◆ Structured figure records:
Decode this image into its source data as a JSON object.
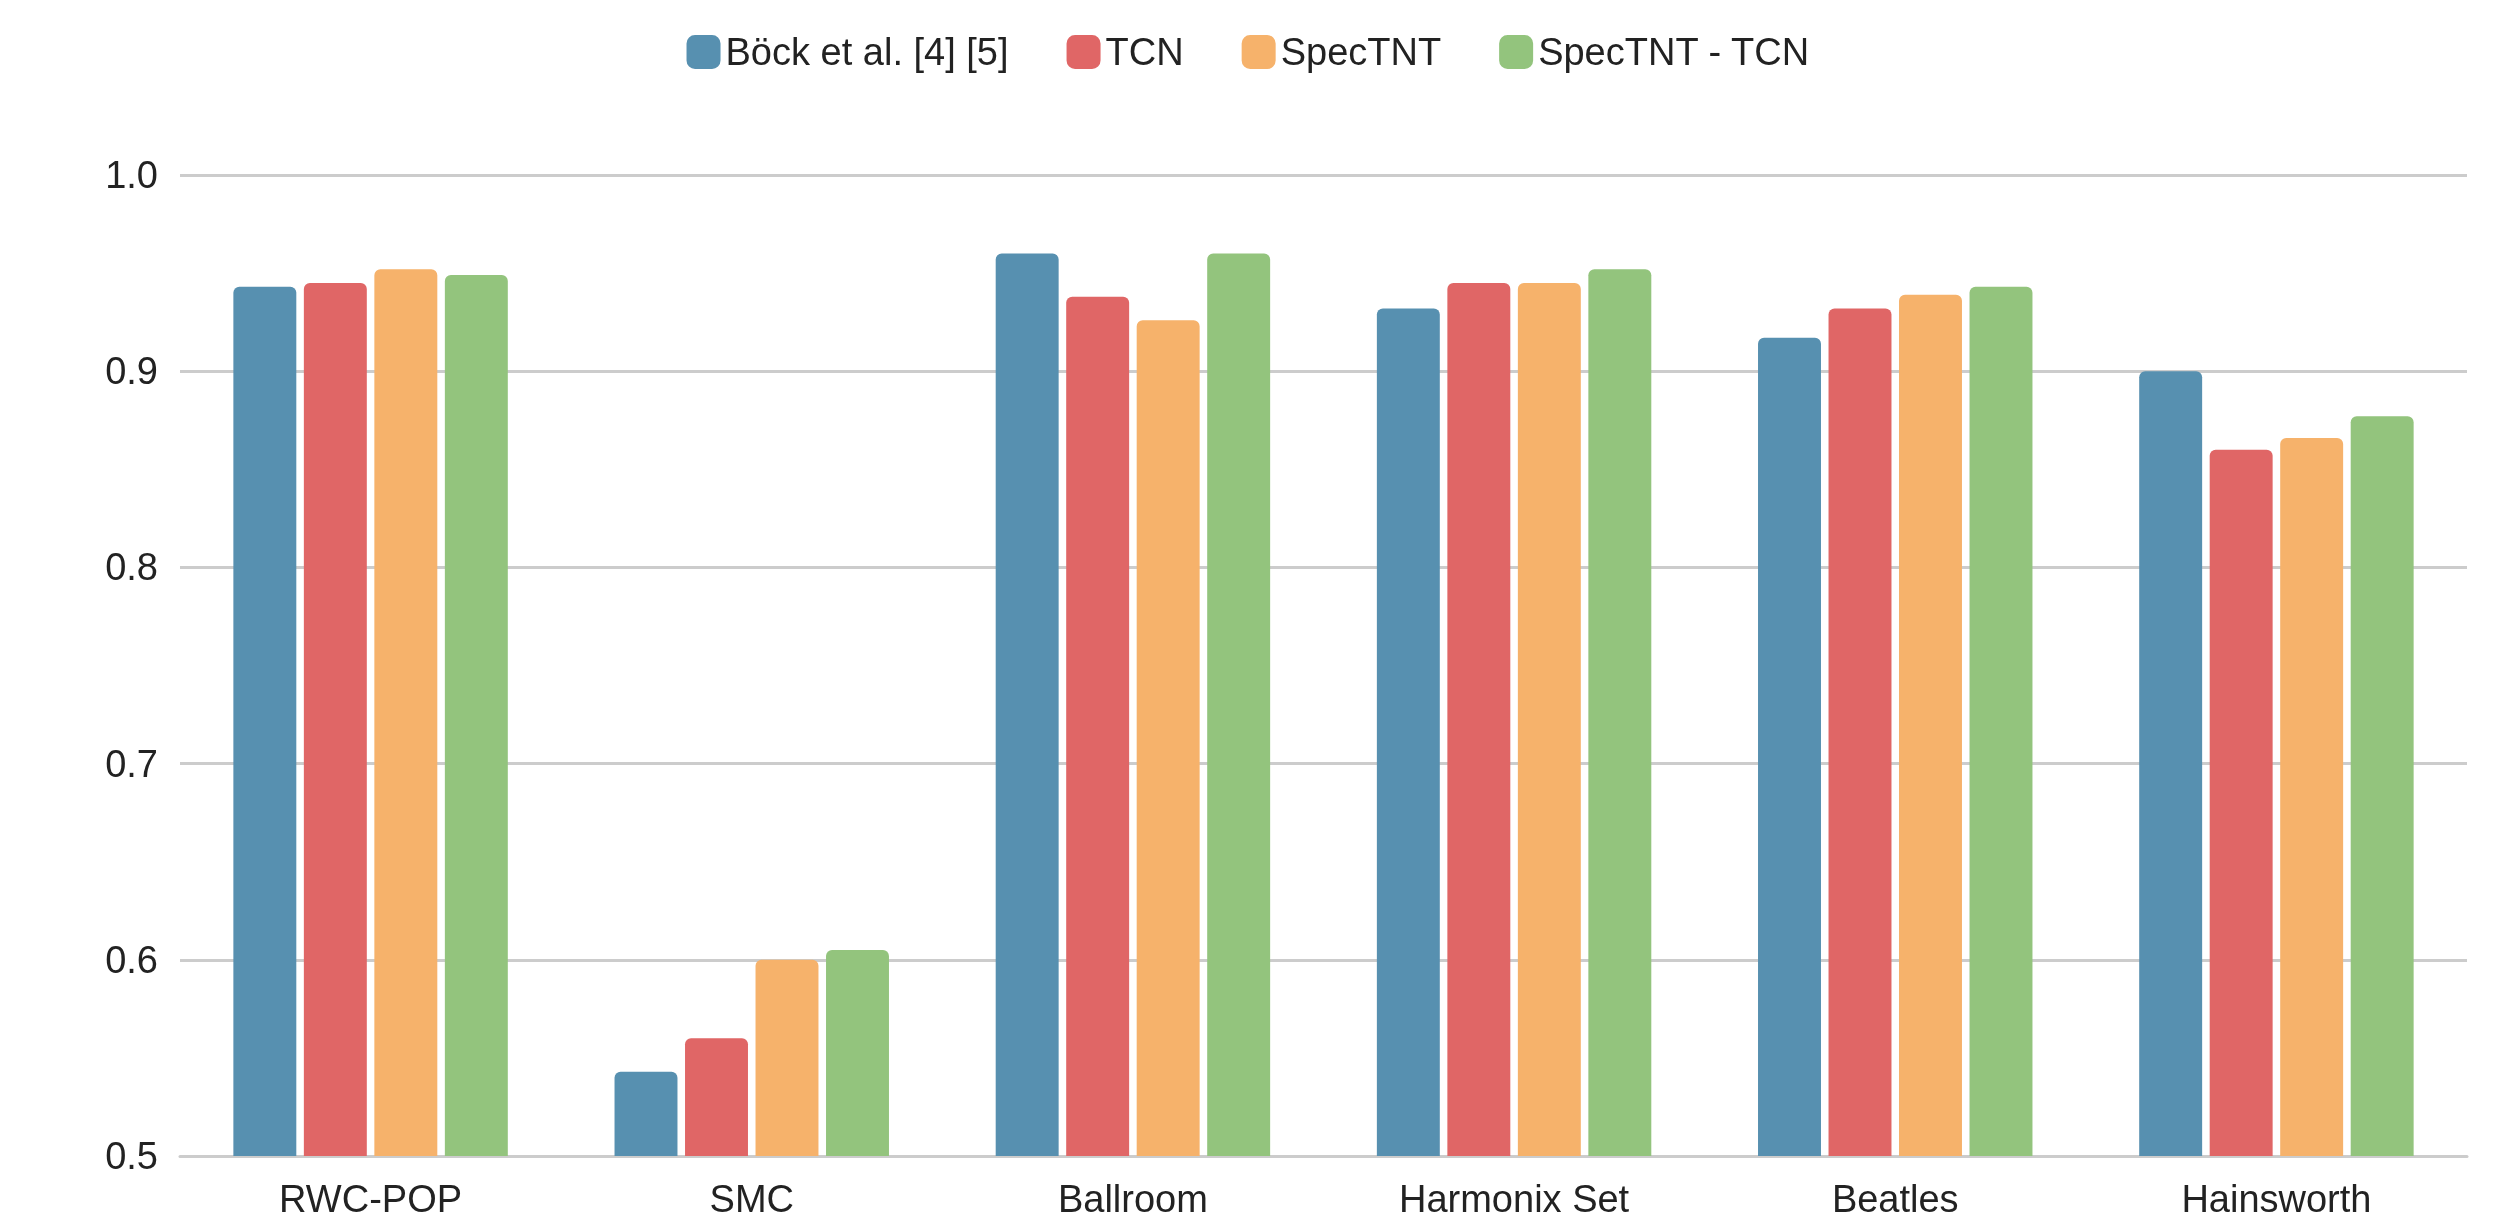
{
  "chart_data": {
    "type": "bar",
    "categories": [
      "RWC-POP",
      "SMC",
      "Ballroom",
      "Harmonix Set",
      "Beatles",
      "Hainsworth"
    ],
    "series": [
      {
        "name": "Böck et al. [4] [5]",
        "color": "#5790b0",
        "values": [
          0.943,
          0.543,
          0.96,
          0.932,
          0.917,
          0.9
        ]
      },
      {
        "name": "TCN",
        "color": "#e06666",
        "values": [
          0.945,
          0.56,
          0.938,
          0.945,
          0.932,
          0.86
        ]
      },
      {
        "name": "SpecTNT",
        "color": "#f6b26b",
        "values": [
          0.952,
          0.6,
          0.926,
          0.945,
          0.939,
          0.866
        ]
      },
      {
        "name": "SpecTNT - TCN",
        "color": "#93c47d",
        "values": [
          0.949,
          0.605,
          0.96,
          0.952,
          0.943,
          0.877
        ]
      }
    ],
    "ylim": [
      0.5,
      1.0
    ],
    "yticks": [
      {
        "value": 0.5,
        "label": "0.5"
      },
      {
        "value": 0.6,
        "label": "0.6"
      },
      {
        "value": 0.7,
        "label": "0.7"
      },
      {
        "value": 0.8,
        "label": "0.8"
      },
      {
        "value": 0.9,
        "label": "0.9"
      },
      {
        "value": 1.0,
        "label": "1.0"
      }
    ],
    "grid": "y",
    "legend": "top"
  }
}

◆ Job: Repeat each entry exactly as given; no pictures belong in the copy.

◆ Finished answer:
Decode this image into its source data as a JSON object.
{
  "chart_data": {
    "type": "bar",
    "categories": [
      "RWC-POP",
      "SMC",
      "Ballroom",
      "Harmonix Set",
      "Beatles",
      "Hainsworth"
    ],
    "series": [
      {
        "name": "Böck et al. [4] [5]",
        "color": "#5790b0",
        "values": [
          0.943,
          0.543,
          0.96,
          0.932,
          0.917,
          0.9
        ]
      },
      {
        "name": "TCN",
        "color": "#e06666",
        "values": [
          0.945,
          0.56,
          0.938,
          0.945,
          0.932,
          0.86
        ]
      },
      {
        "name": "SpecTNT",
        "color": "#f6b26b",
        "values": [
          0.952,
          0.6,
          0.926,
          0.945,
          0.939,
          0.866
        ]
      },
      {
        "name": "SpecTNT - TCN",
        "color": "#93c47d",
        "values": [
          0.949,
          0.605,
          0.96,
          0.952,
          0.943,
          0.877
        ]
      }
    ],
    "ylim": [
      0.5,
      1.0
    ],
    "yticks": [
      {
        "value": 0.5,
        "label": "0.5"
      },
      {
        "value": 0.6,
        "label": "0.6"
      },
      {
        "value": 0.7,
        "label": "0.7"
      },
      {
        "value": 0.8,
        "label": "0.8"
      },
      {
        "value": 0.9,
        "label": "0.9"
      },
      {
        "value": 1.0,
        "label": "1.0"
      }
    ],
    "grid": "y",
    "legend": "top"
  }
}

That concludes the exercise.